__YOUR OBJECTIVE__.
Leaving out the pictures, transcribe all of the records faithfully.

[Data entries]
[BEGIN]
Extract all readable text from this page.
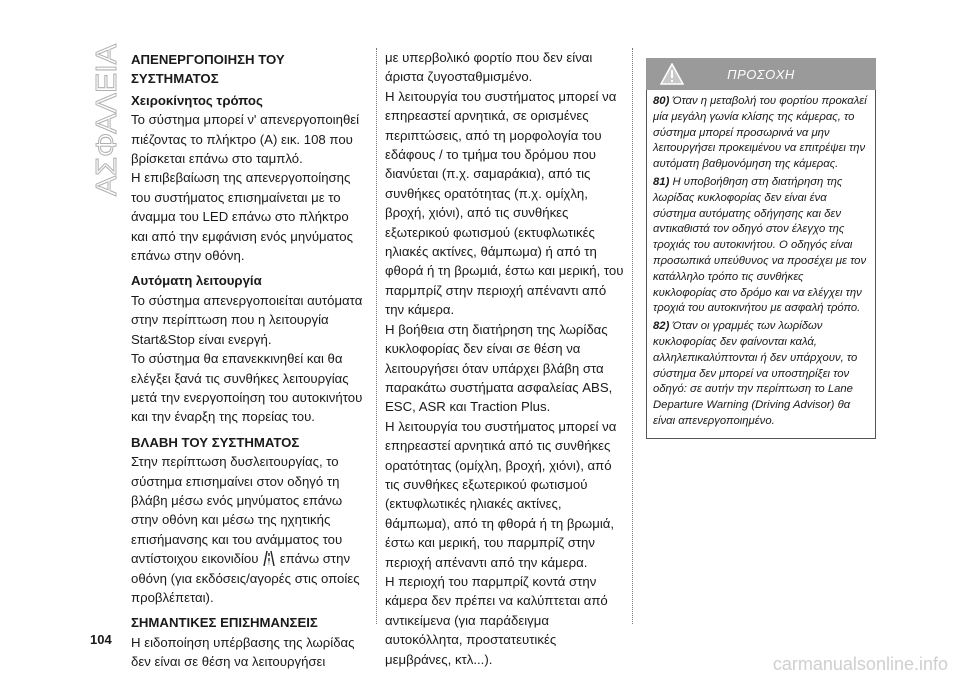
ΑΣΦΑΛΕΙΑ ΑΠΕΝΕΡΓΟΠΟΙΗΣΗ ΤΟΥ ΣΥΣΤΗΜΑΤΟΣ
Χειροκίνητος τρόπος

Το σύστημα μπορεί ν' απενεργοποιηθεί πιέζοντας το πλήκτρο (A) εικ. 108 που βρίσκεται επάνω στο ταμπλό.

Η επιβεβαίωση της απενεργοποίησης του συστήματος επισημαίνεται με το άναμμα του LED επάνω στο πλήκτρο και από την εμφάνιση ενός μηνύματος επάνω στην οθόνη.

Αυτόματη λειτουργία

Το σύστημα απενεργοποιείται αυτόματα στην περίπτωση που η λειτουργία Start&Stop είναι ενεργή.

Το σύστημα θα επανεκκινηθεί και θα ελέγξει ξανά τις συνθήκες λειτουργίας μετά την ενεργοποίηση του αυτοκινήτου και την έναρξη της πορείας του.

ΒΛΑΒΗ ΤΟΥ ΣΥΣΤΗΜΑΤΟΣ

Στην περίπτωση δυσλειτουργίας, το σύστημα επισημαίνει στον οδηγό τη βλάβη μέσω ενός μηνύματος επάνω στην οθόνη και μέσω της ηχητικής επισήμανσης και του ανάμματος του αντίστοιχου εικονιδίου ! επάνω στην οθόνη (για εκδόσεις/αγορές στις οποίες προβλέπεται).

ΣΗΜΑΝΤΙΚΕΣ ΕΠΙΣΗΜΑΝΣΕΙΣ

Η ειδοποίηση υπέρβασης της λωρίδας δεν είναι σε θέση να λειτουργήσει

με υπερβολικό φορτίο που δεν είναι άριστα ζυγοσταθμισμένο.

Η λειτουργία του συστήματος μπορεί να επηρεαστεί αρνητικά, σε ορισμένες περιπτώσεις, από τη μορφολογία του εδάφους / το τμήμα του δρόμου που διανύεται (π.χ. σαμαράκια), από τις συνθήκες ορατότητας (π.χ. ομίχλη, βροχή, χιόνι), από τις συνθήκες εξωτερικού φωτισμού (εκτυφλωτικές ηλιακές ακτίνες, θάμπωμα) ή από τη φθορά ή τη βρωμιά, έστω και μερική, του παρμπρίζ στην περιοχή απέναντι από την κάμερα.

Η βοήθεια στη διατήρηση της λωρίδας κυκλοφορίας δεν είναι σε θέση να λειτουργήσει όταν υπάρχει βλάβη στα παρακάτω συστήματα ασφαλείας ABS, ESC, ASR και Traction Plus.

Η λειτουργία του συστήματος μπορεί να επηρεαστεί αρνητικά από τις συνθήκες ορατότητας (ομίχλη, βροχή, χιόνι), από τις συνθήκες εξωτερικού φωτισμού (εκτυφλωτικές ηλιακές ακτίνες, θάμπωμα), από τη φθορά ή τη βρωμιά, έστω και μερική, του παρμπρίζ στην περιοχή απέναντι από την κάμερα.

Η περιοχή του παρμπρίζ κοντά στην κάμερα δεν πρέπει να καλύπτεται από αντικείμενα (για παράδειγμα αυτοκόλλητα, προστατευτικές μεμβράνες, κτλ...).

ΠΡΟΣΟΧΗ

80) Όταν η μεταβολή του φορτίου προκαλεί μία μεγάλη γωνία κλίσης της κάμερας, το σύστημα μπορεί προσωρινά να μην λειτουργήσει προκειμένου να επιτρέψει την αυτόματη βαθμονόμηση της κάμερας.

81) Η υποβοήθηση στη διατήρηση της λωρίδας κυκλοφορίας δεν είναι ένα σύστημα αυτόματης οδήγησης και δεν αντικαθιστά τον οδηγό στον έλεγχο της τροχιάς του αυτοκινήτου. Ο οδηγός είναι προσωπικά υπεύθυνος να προσέχει με τον κατάλληλο τρόπο τις συνθήκες κυκλοφορίας στο δρόμο και να ελέγχει την τροχιά του αυτοκινήτου με ασφαλή τρόπο.

82) Όταν οι γραμμές των λωρίδων κυκλοφορίας δεν φαίνονται καλά, αλληλεπικαλύπτονται ή δεν υπάρχουν, το σύστημα δεν μπορεί να υποστηρίξει τον οδηγό: σε αυτήν την περίπτωση το Lane Departure Warning (Driving Advisor) θα είναι απενεργοποιημένο.

104
carmanualsonline.info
[END]
__SOLUTION TO THIS PROBLEM__.
Extract all readable text from this page.
ΑΣΦΑΛΕΙΑ ΑΠΕΝΕΡΓΟΠΟΙΗΣΗ ΤΟΥ ΣΥΣΤΗΜΑΤΟΣ
Χειροκίνητος τρόπος

Το σύστημα μπορεί ν' απενεργοποιηθεί πιέζοντας το πλήκτρο (A) εικ. 108 που βρίσκεται επάνω στο ταμπλό.

Η επιβεβαίωση της απενεργοποίησης του συστήματος επισημαίνεται με το άναμμα του LED επάνω στο πλήκτρο και από την εμφάνιση ενός μηνύματος επάνω στην οθόνη.

Αυτόματη λειτουργία

Το σύστημα απενεργοποιείται αυτόματα στην περίπτωση που η λειτουργία Start&Stop είναι ενεργή.

Το σύστημα θα επανεκκινηθεί και θα ελέγξει ξανά τις συνθήκες λειτουργίας μετά την ενεργοποίηση του αυτοκινήτου και την έναρξη της πορείας του.

ΒΛΑΒΗ ΤΟΥ ΣΥΣΤΗΜΑΤΟΣ

Στην περίπτωση δυσλειτουργίας, το σύστημα επισημαίνει στον οδηγό τη βλάβη μέσω ενός μηνύματος επάνω στην οθόνη και μέσω της ηχητικής επισήμανσης και του ανάμματος του αντίστοιχου εικονιδίου ! επάνω στην οθόνη (για εκδόσεις/αγορές στις οποίες προβλέπεται).

ΣΗΜΑΝΤΙΚΕΣ ΕΠΙΣΗΜΑΝΣΕΙΣ

Η ειδοποίηση υπέρβασης της λωρίδας δεν είναι σε θέση να λειτουργήσει

με υπερβολικό φορτίο που δεν είναι άριστα ζυγοσταθμισμένο.

Η λειτουργία του συστήματος μπορεί να επηρεαστεί αρνητικά, σε ορισμένες περιπτώσεις, από τη μορφολογία του εδάφους / το τμήμα του δρόμου που διανύεται (π.χ. σαμαράκια), από τις συνθήκες ορατότητας (π.χ. ομίχλη, βροχή, χιόνι), από τις συνθήκες εξωτερικού φωτισμού (εκτυφλωτικές ηλιακές ακτίνες, θάμπωμα) ή από τη φθορά ή τη βρωμιά, έστω και μερική, του παρμπρίζ στην περιοχή απέναντι από την κάμερα.

Η βοήθεια στη διατήρηση της λωρίδας κυκλοφορίας δεν είναι σε θέση να λειτουργήσει όταν υπάρχει βλάβη στα παρακάτω συστήματα ασφαλείας ABS, ESC, ASR και Traction Plus.

Η λειτουργία του συστήματος μπορεί να επηρεαστεί αρνητικά από τις συνθήκες ορατότητας (ομίχλη, βροχή, χιόνι), από τις συνθήκες εξωτερικού φωτισμού (εκτυφλωτικές ηλιακές ακτίνες, θάμπωμα), από τη φθορά ή τη βρωμιά, έστω και μερική, του παρμπρίζ στην περιοχή απέναντι από την κάμερα.

Η περιοχή του παρμπρίζ κοντά στην κάμερα δεν πρέπει να καλύπτεται από αντικείμενα (για παράδειγμα αυτοκόλλητα, προστατευτικές μεμβράνες, κτλ...).

ΠΡΟΣΟΧΗ

80) Όταν η μεταβολή του φορτίου προκαλεί μία μεγάλη γωνία κλίσης της κάμερας, το σύστημα μπορεί προσωρινά να μην λειτουργήσει προκειμένου να επιτρέψει την αυτόματη βαθμονόμηση της κάμερας.

81) Η υποβοήθηση στη διατήρηση της λωρίδας κυκλοφορίας δεν είναι ένα σύστημα αυτόματης οδήγησης και δεν αντικαθιστά τον οδηγό στον έλεγχο της τροχιάς του αυτοκινήτου. Ο οδηγός είναι προσωπικά υπεύθυνος να προσέχει με τον κατάλληλο τρόπο τις συνθήκες κυκλοφορίας στο δρόμο και να ελέγχει την τροχιά του αυτοκινήτου με ασφαλή τρόπο.

82) Όταν οι γραμμές των λωρίδων κυκλοφορίας δεν φαίνονται καλά, αλληλεπικαλύπτονται ή δεν υπάρχουν, το σύστημα δεν μπορεί να υποστηρίξει τον οδηγό: σε αυτήν την περίπτωση το Lane Departure Warning (Driving Advisor) θα είναι απενεργοποιημένο.

104
carmanualsonline.info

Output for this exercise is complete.